Exercise goal:
Set down all of the data exactly as it appears.

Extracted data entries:
──────────

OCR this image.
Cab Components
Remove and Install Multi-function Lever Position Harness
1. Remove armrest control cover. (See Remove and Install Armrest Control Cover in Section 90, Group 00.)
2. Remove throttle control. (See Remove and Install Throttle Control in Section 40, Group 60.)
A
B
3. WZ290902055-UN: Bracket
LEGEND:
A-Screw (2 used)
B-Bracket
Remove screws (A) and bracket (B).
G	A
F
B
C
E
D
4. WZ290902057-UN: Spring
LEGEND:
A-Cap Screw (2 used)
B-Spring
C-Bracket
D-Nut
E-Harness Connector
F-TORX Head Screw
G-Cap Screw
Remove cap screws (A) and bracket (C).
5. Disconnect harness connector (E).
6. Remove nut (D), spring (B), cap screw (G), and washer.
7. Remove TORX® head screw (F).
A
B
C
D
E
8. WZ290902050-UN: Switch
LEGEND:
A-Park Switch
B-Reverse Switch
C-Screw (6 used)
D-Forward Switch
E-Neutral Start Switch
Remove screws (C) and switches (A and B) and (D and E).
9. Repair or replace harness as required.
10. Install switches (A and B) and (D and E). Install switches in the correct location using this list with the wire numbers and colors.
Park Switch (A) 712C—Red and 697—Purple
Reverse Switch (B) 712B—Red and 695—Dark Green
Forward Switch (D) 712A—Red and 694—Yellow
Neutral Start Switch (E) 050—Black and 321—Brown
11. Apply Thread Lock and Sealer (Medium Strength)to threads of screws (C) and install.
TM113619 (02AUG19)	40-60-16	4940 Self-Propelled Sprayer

──────────

Task answer:
OCR this image.
Cab Components
Remove and Install Multi-function Lever Position Harness
1. Remove armrest control cover. (See Remove and Install Armrest Control Cover in Section 90, Group 00.)
2. Remove throttle control. (See Remove and Install Throttle Control in Section 40, Group 60.)
A
B
3. WZ290902055-UN: Bracket
LEGEND:
A-Screw (2 used)
B-Bracket
Remove screws (A) and bracket (B).
G	A
F
B
C
E
D
4. WZ290902057-UN: Spring
LEGEND:
A-Cap Screw (2 used)
B-Spring
C-Bracket
D-Nut
E-Harness Connector
F-TORX Head Screw
G-Cap Screw
Remove cap screws (A) and bracket (C).
5. Disconnect harness connector (E).
6. Remove nut (D), spring (B), cap screw (G), and washer.
7. Remove TORX® head screw (F).
A
B
C
D
E
8. WZ290902050-UN: Switch
LEGEND:
A-Park Switch
B-Reverse Switch
C-Screw (6 used)
D-Forward Switch
E-Neutral Start Switch
Remove screws (C) and switches (A and B) and (D and E).
9. Repair or replace harness as required.
10. Install switches (A and B) and (D and E). Install switches in the correct location using this list with the wire numbers and colors.
Park Switch (A) 712C—Red and 697—Purple
Reverse Switch (B) 712B—Red and 695—Dark Green
Forward Switch (D) 712A—Red and 694—Yellow
Neutral Start Switch (E) 050—Black and 321—Brown
11. Apply Thread Lock and Sealer (Medium Strength)to threads of screws (C) and install.
TM113619 (02AUG19)	40-60-16	4940 Self-Propelled Sprayer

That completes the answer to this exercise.